TASK DIRECTIONS: Where a line in the listing contains the string "الليزر", copy that line out.
● ● ● ●
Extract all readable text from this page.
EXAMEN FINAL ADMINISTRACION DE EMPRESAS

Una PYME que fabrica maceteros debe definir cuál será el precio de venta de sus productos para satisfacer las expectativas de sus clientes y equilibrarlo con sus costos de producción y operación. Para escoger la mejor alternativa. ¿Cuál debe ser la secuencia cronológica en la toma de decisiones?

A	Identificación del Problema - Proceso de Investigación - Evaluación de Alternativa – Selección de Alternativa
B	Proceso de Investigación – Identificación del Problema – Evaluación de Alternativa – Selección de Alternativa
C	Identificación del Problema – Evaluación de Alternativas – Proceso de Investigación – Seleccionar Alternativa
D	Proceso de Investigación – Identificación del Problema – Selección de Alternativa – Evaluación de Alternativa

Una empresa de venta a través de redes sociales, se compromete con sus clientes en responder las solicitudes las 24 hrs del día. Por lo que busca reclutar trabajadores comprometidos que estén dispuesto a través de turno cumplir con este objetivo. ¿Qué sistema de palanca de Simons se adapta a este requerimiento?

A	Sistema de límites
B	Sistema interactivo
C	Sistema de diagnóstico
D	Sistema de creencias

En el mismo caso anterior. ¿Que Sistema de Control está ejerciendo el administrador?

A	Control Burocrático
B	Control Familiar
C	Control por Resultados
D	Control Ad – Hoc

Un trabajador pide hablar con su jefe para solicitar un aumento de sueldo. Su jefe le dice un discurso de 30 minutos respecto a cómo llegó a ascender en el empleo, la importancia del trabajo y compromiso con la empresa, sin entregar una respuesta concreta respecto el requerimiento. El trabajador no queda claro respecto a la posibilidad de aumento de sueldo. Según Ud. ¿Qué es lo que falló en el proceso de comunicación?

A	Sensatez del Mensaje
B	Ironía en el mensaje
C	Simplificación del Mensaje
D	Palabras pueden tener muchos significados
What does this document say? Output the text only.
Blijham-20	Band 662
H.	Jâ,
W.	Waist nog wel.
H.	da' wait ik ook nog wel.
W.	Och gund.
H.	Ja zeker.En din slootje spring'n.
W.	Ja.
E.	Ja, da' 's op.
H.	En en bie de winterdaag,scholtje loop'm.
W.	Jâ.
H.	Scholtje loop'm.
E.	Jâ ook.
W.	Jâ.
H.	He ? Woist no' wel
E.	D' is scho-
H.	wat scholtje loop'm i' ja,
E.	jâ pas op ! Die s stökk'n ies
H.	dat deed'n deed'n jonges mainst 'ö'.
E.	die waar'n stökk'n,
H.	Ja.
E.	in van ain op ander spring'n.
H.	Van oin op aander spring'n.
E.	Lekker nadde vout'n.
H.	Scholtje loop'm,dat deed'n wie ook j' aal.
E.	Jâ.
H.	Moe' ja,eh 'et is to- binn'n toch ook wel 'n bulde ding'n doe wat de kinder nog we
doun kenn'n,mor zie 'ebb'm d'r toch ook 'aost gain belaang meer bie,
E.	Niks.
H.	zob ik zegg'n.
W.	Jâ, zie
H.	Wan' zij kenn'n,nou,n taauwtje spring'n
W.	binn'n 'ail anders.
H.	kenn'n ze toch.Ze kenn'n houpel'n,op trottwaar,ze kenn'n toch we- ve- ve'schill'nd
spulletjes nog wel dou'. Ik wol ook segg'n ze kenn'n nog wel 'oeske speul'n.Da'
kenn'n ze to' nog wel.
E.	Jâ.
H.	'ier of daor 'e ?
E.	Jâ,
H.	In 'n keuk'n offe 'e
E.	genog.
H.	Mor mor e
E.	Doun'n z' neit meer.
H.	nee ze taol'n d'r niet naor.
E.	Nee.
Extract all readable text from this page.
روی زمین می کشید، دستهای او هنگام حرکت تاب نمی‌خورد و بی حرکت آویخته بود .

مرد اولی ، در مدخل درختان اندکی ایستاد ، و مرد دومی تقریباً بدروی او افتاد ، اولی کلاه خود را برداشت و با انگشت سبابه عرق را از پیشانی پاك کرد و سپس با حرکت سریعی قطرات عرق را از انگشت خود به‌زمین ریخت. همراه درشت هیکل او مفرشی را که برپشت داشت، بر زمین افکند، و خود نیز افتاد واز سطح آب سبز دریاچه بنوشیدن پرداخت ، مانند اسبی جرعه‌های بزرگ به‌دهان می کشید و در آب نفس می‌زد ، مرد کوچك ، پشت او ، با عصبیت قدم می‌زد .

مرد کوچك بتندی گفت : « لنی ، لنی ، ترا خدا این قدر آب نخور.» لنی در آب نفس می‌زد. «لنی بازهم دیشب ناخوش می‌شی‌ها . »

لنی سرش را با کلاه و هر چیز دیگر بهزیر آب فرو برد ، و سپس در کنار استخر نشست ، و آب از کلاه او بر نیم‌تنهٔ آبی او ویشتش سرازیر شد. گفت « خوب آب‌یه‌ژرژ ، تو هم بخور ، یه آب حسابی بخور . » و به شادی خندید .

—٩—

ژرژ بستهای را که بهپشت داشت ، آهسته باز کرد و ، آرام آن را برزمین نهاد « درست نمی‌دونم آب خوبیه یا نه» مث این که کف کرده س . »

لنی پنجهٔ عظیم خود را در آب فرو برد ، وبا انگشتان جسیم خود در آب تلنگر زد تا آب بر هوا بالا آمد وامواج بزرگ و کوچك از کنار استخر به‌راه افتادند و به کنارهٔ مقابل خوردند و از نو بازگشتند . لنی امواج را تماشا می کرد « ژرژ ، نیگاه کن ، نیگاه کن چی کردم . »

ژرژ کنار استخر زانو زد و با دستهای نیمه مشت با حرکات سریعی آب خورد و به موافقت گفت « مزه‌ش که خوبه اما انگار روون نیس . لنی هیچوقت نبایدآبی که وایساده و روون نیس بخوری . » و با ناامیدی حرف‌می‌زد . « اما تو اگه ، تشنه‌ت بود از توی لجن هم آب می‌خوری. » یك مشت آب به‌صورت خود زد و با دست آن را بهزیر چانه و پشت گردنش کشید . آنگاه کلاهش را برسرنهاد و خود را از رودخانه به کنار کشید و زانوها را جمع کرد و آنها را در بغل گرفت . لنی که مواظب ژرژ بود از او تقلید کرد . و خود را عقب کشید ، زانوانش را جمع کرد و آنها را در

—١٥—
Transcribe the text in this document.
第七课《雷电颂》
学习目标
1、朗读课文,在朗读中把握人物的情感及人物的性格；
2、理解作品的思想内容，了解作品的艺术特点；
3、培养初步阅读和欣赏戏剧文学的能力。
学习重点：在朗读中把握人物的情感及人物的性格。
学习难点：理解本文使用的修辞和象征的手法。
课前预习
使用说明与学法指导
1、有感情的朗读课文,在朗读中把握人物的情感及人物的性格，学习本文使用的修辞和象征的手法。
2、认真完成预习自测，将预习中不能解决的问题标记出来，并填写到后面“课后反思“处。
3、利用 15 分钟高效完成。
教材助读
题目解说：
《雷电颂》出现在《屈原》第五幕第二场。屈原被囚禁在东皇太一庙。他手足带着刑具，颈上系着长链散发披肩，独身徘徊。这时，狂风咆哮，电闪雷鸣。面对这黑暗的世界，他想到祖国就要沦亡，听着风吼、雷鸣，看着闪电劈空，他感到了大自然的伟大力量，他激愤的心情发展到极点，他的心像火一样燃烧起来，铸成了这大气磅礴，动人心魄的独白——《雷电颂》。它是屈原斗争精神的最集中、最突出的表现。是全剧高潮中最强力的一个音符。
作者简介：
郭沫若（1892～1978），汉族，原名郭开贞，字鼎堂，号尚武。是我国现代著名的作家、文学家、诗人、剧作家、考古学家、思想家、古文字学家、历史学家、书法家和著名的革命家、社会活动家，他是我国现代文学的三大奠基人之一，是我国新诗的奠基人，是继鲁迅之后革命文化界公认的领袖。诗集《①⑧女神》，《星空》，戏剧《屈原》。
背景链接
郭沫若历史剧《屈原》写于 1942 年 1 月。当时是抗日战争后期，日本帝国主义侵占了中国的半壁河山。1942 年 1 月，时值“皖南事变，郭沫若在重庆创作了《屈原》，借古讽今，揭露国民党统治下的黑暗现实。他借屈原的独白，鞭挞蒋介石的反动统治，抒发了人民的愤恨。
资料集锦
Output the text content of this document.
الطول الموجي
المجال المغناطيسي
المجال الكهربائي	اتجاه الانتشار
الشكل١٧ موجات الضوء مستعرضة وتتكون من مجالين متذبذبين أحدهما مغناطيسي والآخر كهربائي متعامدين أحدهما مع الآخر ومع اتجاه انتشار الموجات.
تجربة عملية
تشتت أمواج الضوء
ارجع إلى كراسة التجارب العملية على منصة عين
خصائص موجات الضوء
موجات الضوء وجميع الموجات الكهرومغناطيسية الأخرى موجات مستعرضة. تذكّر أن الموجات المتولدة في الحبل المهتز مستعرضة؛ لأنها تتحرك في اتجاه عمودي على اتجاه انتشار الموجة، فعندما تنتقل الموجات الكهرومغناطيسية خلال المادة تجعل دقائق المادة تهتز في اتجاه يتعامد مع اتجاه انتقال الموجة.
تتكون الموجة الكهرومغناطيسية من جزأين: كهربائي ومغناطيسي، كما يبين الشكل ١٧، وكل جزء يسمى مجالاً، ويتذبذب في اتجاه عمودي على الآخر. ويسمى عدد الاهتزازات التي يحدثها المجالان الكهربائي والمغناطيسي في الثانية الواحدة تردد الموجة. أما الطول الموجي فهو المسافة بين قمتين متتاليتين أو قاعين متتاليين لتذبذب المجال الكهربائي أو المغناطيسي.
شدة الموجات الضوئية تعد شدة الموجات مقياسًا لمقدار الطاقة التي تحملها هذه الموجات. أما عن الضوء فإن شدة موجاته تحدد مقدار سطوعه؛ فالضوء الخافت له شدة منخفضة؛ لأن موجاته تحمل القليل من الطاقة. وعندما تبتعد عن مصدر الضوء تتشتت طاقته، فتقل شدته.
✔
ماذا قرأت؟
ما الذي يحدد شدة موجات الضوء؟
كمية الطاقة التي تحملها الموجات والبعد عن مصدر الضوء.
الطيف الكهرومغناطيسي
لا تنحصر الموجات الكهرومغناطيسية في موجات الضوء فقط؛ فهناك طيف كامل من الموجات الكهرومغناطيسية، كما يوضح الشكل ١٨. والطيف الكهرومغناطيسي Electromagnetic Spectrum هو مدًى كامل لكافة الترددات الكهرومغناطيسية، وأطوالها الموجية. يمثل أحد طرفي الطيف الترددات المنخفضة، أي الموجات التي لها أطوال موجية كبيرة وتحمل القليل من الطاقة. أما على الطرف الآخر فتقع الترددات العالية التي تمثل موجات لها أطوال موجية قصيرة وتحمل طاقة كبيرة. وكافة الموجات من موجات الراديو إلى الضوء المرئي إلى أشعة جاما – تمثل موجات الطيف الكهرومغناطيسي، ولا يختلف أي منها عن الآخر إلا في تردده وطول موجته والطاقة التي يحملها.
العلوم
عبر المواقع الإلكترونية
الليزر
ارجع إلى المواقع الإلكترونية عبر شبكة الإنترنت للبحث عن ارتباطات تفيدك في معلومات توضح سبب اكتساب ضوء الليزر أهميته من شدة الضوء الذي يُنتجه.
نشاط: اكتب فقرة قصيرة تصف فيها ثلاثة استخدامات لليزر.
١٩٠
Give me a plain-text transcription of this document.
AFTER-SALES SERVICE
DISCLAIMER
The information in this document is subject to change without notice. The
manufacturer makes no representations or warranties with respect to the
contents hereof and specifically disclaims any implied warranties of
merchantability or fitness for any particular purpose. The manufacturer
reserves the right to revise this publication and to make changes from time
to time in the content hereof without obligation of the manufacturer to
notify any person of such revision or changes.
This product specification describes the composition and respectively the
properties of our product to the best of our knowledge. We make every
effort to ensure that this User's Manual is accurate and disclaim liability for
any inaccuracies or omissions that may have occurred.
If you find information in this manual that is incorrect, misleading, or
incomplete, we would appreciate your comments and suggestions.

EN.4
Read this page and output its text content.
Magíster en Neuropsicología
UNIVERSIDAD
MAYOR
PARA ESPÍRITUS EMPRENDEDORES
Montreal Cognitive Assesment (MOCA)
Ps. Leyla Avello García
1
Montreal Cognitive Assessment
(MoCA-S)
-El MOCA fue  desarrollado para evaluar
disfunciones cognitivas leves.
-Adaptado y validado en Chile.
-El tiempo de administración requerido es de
● ● ● ●
SOLVED EXERCISE:
الليزر
ارجع إلى المواقع الإلكترونية عبر شبكة الإنترنت للبحث عن ارتباطات تفيدك في معلومات توضح سبب اكتساب ضوء الليزر أهميته من شدة الضوء الذي يُنتجه.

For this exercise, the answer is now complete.